Collected data
+--

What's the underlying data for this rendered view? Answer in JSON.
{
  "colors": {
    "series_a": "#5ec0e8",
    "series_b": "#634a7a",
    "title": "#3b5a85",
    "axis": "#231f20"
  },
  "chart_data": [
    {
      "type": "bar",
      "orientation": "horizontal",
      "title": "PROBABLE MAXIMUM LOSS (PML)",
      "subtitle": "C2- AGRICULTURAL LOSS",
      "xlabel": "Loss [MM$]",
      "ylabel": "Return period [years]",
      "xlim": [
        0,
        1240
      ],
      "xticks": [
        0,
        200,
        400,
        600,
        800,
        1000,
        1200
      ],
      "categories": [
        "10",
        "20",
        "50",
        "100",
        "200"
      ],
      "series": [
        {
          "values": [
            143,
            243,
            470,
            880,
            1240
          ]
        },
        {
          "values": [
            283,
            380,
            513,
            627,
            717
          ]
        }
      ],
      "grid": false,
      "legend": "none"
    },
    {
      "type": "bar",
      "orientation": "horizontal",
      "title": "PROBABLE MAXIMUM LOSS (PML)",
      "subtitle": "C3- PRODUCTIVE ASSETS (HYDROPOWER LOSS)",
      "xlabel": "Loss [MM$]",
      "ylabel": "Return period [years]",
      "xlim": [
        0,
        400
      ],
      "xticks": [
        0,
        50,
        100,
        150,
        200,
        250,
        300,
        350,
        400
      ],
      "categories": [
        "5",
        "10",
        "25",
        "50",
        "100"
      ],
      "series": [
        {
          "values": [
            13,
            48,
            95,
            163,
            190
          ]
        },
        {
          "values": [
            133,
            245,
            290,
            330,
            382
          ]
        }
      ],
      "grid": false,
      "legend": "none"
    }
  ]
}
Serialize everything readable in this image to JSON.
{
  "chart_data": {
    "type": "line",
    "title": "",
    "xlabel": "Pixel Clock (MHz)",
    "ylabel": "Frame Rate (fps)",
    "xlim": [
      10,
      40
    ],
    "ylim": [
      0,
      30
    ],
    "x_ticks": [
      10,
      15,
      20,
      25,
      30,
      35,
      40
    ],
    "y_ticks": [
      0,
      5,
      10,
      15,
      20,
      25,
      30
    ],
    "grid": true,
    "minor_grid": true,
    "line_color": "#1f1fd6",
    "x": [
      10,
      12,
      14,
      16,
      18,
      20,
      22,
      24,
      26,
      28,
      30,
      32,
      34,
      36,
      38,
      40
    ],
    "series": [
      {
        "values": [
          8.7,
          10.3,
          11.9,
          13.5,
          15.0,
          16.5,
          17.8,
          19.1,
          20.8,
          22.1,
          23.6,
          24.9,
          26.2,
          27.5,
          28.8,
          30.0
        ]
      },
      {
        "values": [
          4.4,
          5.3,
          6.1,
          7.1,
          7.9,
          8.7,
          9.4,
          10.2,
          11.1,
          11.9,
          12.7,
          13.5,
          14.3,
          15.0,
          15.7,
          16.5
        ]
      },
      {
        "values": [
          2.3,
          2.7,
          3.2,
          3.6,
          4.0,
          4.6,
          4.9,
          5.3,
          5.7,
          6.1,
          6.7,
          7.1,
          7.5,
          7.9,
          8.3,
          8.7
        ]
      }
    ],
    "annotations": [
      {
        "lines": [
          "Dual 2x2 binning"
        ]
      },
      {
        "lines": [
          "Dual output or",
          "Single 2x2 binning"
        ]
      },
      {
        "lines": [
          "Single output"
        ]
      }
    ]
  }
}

+--

__Challenge__
Return the entries above exactly, each one complete.

__Exercise solution__
What's the underlying data for this rendered view? Answer in JSON.
{
  "colors": {
    "series_a": "#5ec0e8",
    "series_b": "#634a7a",
    "title": "#3b5a85",
    "axis": "#231f20"
  },
  "chart_data": [
    {
      "type": "bar",
      "orientation": "horizontal",
      "title": "PROBABLE MAXIMUM LOSS (PML)",
      "subtitle": "C2- AGRICULTURAL LOSS",
      "xlabel": "Loss [MM$]",
      "ylabel": "Return period [years]",
      "xlim": [
        0,
        1240
      ],
      "xticks": [
        0,
        200,
        400,
        600,
        800,
        1000,
        1200
      ],
      "categories": [
        "10",
        "20",
        "50",
        "100",
        "200"
      ],
      "series": [
        {
          "values": [
            143,
            243,
            470,
            880,
            1240
          ]
        },
        {
          "values": [
            283,
            380,
            513,
            627,
            717
          ]
        }
      ],
      "grid": false,
      "legend": "none"
    },
    {
      "type": "bar",
      "orientation": "horizontal",
      "title": "PROBABLE MAXIMUM LOSS (PML)",
      "subtitle": "C3- PRODUCTIVE ASSETS (HYDROPOWER LOSS)",
      "xlabel": "Loss [MM$]",
      "ylabel": "Return period [years]",
      "xlim": [
        0,
        400
      ],
      "xticks": [
        0,
        50,
        100,
        150,
        200,
        250,
        300,
        350,
        400
      ],
      "categories": [
        "5",
        "10",
        "25",
        "50",
        "100"
      ],
      "series": [
        {
          "values": [
            13,
            48,
            95,
            163,
            190
          ]
        },
        {
          "values": [
            133,
            245,
            290,
            330,
            382
          ]
        }
      ],
      "grid": false,
      "legend": "none"
    }
  ]
}
Serialize everything readable in this image to JSON.
{
  "chart_data": {
    "type": "line",
    "title": "",
    "xlabel": "Pixel Clock (MHz)",
    "ylabel": "Frame Rate (fps)",
    "xlim": [
      10,
      40
    ],
    "ylim": [
      0,
      30
    ],
    "x_ticks": [
      10,
      15,
      20,
      25,
      30,
      35,
      40
    ],
    "y_ticks": [
      0,
      5,
      10,
      15,
      20,
      25,
      30
    ],
    "grid": true,
    "minor_grid": true,
    "line_color": "#1f1fd6",
    "x": [
      10,
      12,
      14,
      16,
      18,
      20,
      22,
      24,
      26,
      28,
      30,
      32,
      34,
      36,
      38,
      40
    ],
    "series": [
      {
        "values": [
          8.7,
          10.3,
          11.9,
          13.5,
          15.0,
          16.5,
          17.8,
          19.1,
          20.8,
          22.1,
          23.6,
          24.9,
          26.2,
          27.5,
          28.8,
          30.0
        ]
      },
      {
        "values": [
          4.4,
          5.3,
          6.1,
          7.1,
          7.9,
          8.7,
          9.4,
          10.2,
          11.1,
          11.9,
          12.7,
          13.5,
          14.3,
          15.0,
          15.7,
          16.5
        ]
      },
      {
        "values": [
          2.3,
          2.7,
          3.2,
          3.6,
          4.0,
          4.6,
          4.9,
          5.3,
          5.7,
          6.1,
          6.7,
          7.1,
          7.5,
          7.9,
          8.3,
          8.7
        ]
      }
    ],
    "annotations": [
      {
        "lines": [
          "Dual 2x2 binning"
        ]
      },
      {
        "lines": [
          "Dual output or",
          "Single 2x2 binning"
        ]
      },
      {
        "lines": [
          "Single output"
        ]
      }
    ]
  }
}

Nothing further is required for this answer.